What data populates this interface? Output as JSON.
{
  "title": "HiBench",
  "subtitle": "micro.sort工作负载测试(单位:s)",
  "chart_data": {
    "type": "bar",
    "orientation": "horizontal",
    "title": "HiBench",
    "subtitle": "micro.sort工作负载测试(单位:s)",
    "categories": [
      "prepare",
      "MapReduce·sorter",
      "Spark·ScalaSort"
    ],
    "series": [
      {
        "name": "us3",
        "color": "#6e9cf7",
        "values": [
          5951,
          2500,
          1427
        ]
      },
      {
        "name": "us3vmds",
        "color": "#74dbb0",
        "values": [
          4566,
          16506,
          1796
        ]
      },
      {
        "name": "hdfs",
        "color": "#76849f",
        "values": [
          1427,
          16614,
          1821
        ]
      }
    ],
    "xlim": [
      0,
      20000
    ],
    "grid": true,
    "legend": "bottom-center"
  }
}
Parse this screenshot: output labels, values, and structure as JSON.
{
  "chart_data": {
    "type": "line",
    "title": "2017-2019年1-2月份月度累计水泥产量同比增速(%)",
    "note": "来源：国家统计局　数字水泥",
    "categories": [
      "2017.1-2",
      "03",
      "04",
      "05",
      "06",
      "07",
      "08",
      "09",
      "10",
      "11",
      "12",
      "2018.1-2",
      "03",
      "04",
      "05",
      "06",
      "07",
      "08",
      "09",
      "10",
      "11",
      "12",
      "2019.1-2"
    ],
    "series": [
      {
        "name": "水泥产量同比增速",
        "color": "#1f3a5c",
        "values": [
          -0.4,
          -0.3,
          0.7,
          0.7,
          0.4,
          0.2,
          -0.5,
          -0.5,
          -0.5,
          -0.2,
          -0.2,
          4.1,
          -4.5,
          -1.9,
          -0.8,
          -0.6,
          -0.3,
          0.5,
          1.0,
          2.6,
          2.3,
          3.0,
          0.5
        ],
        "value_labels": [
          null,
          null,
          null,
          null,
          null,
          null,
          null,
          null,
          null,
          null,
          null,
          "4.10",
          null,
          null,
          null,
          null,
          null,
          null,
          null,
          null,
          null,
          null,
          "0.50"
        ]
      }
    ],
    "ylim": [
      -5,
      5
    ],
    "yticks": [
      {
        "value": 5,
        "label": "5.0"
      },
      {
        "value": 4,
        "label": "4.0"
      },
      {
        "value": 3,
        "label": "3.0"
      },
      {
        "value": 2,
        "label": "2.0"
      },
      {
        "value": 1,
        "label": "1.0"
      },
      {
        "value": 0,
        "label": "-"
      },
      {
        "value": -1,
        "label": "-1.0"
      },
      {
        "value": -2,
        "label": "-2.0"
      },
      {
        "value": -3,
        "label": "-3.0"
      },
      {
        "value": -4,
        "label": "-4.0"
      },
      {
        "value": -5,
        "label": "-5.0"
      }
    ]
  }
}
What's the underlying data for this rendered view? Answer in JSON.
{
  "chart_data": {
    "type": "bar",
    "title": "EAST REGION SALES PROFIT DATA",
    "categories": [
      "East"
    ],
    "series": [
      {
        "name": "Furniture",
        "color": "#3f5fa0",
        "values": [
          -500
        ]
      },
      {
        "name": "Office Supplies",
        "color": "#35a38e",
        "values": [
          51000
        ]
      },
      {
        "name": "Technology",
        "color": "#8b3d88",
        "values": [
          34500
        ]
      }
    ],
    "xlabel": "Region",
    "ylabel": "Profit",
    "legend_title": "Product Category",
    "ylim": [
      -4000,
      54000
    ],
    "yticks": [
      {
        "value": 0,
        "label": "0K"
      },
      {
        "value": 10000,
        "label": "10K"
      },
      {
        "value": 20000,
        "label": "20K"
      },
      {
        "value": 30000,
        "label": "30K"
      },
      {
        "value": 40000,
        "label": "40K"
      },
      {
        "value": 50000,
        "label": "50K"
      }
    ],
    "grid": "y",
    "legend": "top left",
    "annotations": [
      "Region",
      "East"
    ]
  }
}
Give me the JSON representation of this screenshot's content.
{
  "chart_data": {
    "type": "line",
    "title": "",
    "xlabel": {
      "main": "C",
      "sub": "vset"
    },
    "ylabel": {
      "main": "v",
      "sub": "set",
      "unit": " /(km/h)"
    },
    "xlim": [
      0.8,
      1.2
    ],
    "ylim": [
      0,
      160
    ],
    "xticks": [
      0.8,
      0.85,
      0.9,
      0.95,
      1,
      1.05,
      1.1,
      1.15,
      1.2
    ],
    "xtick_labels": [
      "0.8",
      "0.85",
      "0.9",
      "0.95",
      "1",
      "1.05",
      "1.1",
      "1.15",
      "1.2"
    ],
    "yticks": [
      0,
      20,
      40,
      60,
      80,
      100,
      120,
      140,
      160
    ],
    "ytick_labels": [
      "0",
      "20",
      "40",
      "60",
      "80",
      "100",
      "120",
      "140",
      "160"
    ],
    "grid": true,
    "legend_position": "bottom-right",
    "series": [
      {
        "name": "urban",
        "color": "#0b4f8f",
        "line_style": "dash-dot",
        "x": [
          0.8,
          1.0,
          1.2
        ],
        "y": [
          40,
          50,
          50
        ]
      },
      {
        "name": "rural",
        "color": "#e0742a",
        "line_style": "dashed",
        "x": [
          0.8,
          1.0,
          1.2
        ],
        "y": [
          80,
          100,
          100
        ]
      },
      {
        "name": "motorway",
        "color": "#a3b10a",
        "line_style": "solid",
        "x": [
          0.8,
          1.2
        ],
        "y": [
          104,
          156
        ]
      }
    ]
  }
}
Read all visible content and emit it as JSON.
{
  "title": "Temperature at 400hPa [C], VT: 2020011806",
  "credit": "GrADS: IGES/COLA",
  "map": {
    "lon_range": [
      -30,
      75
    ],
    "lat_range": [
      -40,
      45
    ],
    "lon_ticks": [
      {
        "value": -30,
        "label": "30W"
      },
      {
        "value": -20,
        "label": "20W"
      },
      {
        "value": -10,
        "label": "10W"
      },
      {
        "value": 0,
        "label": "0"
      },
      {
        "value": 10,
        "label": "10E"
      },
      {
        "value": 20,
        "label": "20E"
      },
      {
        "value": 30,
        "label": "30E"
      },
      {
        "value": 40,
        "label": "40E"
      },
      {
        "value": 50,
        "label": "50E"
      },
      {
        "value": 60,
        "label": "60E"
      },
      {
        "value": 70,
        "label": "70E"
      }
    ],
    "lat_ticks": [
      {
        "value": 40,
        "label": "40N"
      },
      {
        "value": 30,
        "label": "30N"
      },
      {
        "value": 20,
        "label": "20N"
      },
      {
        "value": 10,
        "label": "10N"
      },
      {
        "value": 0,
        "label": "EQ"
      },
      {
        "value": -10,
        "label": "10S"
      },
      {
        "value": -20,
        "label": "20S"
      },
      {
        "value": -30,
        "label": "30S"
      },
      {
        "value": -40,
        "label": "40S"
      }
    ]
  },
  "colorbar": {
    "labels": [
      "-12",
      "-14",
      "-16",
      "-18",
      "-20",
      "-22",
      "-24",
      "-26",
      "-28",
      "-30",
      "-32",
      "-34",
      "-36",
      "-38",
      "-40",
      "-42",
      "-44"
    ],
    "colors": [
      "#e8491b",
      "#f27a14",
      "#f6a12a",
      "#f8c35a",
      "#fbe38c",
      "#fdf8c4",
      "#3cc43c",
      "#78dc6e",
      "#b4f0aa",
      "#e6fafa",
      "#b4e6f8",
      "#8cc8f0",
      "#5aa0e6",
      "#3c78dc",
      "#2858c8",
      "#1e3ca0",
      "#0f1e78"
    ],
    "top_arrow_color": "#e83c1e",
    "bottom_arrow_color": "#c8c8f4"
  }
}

----

Say how many lines contain the string "screenshot", giving nothing but the count.

> **RESPONSE TO THIS EXERCISE**
2